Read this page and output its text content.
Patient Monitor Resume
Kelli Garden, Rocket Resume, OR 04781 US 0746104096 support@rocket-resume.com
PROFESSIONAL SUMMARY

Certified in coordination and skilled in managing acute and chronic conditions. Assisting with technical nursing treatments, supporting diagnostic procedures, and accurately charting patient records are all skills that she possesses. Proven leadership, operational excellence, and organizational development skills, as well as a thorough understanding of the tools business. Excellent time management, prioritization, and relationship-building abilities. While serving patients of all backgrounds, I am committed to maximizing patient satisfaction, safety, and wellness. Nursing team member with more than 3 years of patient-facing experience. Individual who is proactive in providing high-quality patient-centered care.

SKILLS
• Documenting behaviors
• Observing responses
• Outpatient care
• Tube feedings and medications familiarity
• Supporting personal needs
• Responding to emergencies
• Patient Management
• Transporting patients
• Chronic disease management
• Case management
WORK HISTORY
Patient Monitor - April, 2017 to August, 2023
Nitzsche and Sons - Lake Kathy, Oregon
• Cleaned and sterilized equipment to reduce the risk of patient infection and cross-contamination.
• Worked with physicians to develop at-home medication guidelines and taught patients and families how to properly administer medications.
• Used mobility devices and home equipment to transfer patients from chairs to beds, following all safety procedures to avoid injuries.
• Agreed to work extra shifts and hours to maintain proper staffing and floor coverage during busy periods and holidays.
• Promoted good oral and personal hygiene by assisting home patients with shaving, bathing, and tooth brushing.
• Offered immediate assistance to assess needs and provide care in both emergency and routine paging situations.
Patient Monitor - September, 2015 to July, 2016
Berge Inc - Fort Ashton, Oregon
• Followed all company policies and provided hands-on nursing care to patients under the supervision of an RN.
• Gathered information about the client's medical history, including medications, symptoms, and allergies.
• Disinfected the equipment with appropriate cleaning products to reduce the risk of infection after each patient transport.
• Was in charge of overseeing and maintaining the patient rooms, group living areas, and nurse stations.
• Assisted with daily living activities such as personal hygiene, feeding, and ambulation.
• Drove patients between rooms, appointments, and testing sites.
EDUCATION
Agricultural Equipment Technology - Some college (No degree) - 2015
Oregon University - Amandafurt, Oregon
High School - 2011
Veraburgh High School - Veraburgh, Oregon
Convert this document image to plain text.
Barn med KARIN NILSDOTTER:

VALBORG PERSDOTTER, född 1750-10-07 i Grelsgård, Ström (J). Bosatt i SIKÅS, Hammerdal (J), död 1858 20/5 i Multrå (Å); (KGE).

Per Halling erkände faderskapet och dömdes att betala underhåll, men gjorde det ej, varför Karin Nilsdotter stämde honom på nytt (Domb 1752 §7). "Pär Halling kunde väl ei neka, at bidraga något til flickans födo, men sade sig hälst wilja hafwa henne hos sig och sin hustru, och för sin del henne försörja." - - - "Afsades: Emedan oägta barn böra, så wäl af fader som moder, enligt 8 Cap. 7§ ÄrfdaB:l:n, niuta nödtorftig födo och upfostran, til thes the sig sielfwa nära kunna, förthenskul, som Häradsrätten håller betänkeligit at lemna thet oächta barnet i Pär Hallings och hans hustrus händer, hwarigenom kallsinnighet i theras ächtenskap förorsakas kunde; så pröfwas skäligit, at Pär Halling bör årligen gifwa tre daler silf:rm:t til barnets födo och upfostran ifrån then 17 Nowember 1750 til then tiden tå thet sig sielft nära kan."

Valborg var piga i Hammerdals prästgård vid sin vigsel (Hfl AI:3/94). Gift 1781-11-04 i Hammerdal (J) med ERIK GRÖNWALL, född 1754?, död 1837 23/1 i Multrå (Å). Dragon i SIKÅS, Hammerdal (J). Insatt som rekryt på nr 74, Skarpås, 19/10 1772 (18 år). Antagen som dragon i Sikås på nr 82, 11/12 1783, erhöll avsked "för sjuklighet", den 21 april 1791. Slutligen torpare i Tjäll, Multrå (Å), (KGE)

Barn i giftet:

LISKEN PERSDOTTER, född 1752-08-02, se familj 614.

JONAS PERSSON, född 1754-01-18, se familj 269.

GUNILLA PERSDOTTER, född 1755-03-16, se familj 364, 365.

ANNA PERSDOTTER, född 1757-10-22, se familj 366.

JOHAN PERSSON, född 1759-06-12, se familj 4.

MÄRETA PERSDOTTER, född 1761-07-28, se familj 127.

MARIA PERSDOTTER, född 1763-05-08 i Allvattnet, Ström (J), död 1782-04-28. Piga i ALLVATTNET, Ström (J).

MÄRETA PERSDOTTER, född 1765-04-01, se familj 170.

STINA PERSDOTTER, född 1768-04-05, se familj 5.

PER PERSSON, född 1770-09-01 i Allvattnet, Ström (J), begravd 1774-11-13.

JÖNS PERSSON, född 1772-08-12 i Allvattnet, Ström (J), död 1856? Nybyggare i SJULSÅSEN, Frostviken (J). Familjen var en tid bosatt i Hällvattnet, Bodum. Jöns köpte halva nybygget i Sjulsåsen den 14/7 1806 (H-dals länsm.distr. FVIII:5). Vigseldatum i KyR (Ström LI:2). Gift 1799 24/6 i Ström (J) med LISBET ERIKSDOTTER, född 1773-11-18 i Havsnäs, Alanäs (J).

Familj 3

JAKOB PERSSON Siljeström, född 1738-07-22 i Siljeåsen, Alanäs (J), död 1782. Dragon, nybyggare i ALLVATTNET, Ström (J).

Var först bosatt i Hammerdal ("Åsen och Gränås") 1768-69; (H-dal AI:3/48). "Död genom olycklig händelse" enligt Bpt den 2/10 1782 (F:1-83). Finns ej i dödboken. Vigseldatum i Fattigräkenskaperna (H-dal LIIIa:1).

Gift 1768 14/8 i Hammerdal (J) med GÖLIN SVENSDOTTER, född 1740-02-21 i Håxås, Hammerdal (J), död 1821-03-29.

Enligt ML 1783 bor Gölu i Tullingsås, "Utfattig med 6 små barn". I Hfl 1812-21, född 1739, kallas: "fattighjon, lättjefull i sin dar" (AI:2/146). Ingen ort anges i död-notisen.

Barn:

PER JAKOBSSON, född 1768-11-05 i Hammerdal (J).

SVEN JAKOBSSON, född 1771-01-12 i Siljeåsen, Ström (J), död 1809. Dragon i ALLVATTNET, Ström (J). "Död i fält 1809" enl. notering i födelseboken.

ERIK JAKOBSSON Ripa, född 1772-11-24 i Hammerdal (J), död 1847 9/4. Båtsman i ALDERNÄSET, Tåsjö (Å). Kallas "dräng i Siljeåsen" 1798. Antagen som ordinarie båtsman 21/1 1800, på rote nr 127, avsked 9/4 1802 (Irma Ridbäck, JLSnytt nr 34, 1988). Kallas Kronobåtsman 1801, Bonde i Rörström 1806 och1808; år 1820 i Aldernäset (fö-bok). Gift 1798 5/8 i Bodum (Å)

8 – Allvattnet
++++++++++
▸ THE TASK: Every line in the data above that includes the word "text" should be copied.

▸ COMPLETED TASK:
Read this page and output its text content.
Convert this document image to plain text.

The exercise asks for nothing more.